— BEGIN SUPPLIED MATERIAL —
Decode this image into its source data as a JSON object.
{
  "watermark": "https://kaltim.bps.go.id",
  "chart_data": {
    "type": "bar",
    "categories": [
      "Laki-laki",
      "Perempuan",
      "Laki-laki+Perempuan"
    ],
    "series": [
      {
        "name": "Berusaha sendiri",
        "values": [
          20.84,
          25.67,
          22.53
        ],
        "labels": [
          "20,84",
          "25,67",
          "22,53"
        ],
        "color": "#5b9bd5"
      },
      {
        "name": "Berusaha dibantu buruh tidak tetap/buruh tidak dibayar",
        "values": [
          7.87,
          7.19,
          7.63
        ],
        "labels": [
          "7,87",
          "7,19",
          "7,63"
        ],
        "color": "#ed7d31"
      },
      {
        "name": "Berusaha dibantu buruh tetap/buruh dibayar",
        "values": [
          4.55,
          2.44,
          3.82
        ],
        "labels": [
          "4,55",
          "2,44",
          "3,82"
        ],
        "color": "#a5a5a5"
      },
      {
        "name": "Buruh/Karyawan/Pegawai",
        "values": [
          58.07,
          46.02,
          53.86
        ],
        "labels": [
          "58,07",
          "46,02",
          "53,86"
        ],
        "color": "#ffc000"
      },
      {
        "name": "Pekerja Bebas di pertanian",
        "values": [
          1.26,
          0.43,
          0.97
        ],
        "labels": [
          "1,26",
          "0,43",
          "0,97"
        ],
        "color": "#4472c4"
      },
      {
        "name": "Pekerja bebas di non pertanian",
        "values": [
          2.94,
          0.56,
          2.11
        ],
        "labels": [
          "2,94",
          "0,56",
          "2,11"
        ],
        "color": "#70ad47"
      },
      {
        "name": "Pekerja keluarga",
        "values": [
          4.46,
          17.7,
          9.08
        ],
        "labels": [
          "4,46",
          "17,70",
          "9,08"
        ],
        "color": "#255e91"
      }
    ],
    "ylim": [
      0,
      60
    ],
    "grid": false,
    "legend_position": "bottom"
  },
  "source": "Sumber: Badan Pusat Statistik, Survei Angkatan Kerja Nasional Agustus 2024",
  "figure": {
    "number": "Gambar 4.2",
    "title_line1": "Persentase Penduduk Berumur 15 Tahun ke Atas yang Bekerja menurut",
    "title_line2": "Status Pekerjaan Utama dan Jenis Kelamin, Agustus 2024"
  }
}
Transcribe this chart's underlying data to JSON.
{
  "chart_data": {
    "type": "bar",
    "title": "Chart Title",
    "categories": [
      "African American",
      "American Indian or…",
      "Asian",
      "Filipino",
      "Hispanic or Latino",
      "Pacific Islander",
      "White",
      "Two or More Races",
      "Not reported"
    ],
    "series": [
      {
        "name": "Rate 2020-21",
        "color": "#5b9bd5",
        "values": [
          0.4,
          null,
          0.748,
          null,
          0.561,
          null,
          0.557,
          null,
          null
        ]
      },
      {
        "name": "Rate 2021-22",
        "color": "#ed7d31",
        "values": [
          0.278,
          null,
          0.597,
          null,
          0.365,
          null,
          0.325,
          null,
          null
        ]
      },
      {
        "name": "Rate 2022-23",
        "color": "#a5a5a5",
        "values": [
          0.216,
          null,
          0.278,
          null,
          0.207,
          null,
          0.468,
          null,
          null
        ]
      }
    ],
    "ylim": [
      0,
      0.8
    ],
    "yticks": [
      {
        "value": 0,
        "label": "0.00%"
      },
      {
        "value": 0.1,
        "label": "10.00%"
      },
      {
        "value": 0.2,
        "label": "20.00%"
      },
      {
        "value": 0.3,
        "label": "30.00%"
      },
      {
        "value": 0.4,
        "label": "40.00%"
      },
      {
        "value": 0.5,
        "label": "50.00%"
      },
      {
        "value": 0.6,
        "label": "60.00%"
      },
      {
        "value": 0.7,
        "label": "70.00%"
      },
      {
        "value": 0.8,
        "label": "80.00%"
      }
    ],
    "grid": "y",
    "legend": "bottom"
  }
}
— END SUPPLIED MATERIAL —
__EXERCISE BRIEF__
Make an exact copy of the records.

__THE COMPLETED TASK__
Decode this image into its source data as a JSON object.
{
  "watermark": "https://kaltim.bps.go.id",
  "chart_data": {
    "type": "bar",
    "categories": [
      "Laki-laki",
      "Perempuan",
      "Laki-laki+Perempuan"
    ],
    "series": [
      {
        "name": "Berusaha sendiri",
        "values": [
          20.84,
          25.67,
          22.53
        ],
        "labels": [
          "20,84",
          "25,67",
          "22,53"
        ],
        "color": "#5b9bd5"
      },
      {
        "name": "Berusaha dibantu buruh tidak tetap/buruh tidak dibayar",
        "values": [
          7.87,
          7.19,
          7.63
        ],
        "labels": [
          "7,87",
          "7,19",
          "7,63"
        ],
        "color": "#ed7d31"
      },
      {
        "name": "Berusaha dibantu buruh tetap/buruh dibayar",
        "values": [
          4.55,
          2.44,
          3.82
        ],
        "labels": [
          "4,55",
          "2,44",
          "3,82"
        ],
        "color": "#a5a5a5"
      },
      {
        "name": "Buruh/Karyawan/Pegawai",
        "values": [
          58.07,
          46.02,
          53.86
        ],
        "labels": [
          "58,07",
          "46,02",
          "53,86"
        ],
        "color": "#ffc000"
      },
      {
        "name": "Pekerja Bebas di pertanian",
        "values": [
          1.26,
          0.43,
          0.97
        ],
        "labels": [
          "1,26",
          "0,43",
          "0,97"
        ],
        "color": "#4472c4"
      },
      {
        "name": "Pekerja bebas di non pertanian",
        "values": [
          2.94,
          0.56,
          2.11
        ],
        "labels": [
          "2,94",
          "0,56",
          "2,11"
        ],
        "color": "#70ad47"
      },
      {
        "name": "Pekerja keluarga",
        "values": [
          4.46,
          17.7,
          9.08
        ],
        "labels": [
          "4,46",
          "17,70",
          "9,08"
        ],
        "color": "#255e91"
      }
    ],
    "ylim": [
      0,
      60
    ],
    "grid": false,
    "legend_position": "bottom"
  },
  "source": "Sumber: Badan Pusat Statistik, Survei Angkatan Kerja Nasional Agustus 2024",
  "figure": {
    "number": "Gambar 4.2",
    "title_line1": "Persentase Penduduk Berumur 15 Tahun ke Atas yang Bekerja menurut",
    "title_line2": "Status Pekerjaan Utama dan Jenis Kelamin, Agustus 2024"
  }
}
Transcribe this chart's underlying data to JSON.
{
  "chart_data": {
    "type": "bar",
    "title": "Chart Title",
    "categories": [
      "African American",
      "American Indian or…",
      "Asian",
      "Filipino",
      "Hispanic or Latino",
      "Pacific Islander",
      "White",
      "Two or More Races",
      "Not reported"
    ],
    "series": [
      {
        "name": "Rate 2020-21",
        "color": "#5b9bd5",
        "values": [
          0.4,
          null,
          0.748,
          null,
          0.561,
          null,
          0.557,
          null,
          null
        ]
      },
      {
        "name": "Rate 2021-22",
        "color": "#ed7d31",
        "values": [
          0.278,
          null,
          0.597,
          null,
          0.365,
          null,
          0.325,
          null,
          null
        ]
      },
      {
        "name": "Rate 2022-23",
        "color": "#a5a5a5",
        "values": [
          0.216,
          null,
          0.278,
          null,
          0.207,
          null,
          0.468,
          null,
          null
        ]
      }
    ],
    "ylim": [
      0,
      0.8
    ],
    "yticks": [
      {
        "value": 0,
        "label": "0.00%"
      },
      {
        "value": 0.1,
        "label": "10.00%"
      },
      {
        "value": 0.2,
        "label": "20.00%"
      },
      {
        "value": 0.3,
        "label": "30.00%"
      },
      {
        "value": 0.4,
        "label": "40.00%"
      },
      {
        "value": 0.5,
        "label": "50.00%"
      },
      {
        "value": 0.6,
        "label": "60.00%"
      },
      {
        "value": 0.7,
        "label": "70.00%"
      },
      {
        "value": 0.8,
        "label": "80.00%"
      }
    ],
    "grid": "y",
    "legend": "bottom"
  }
}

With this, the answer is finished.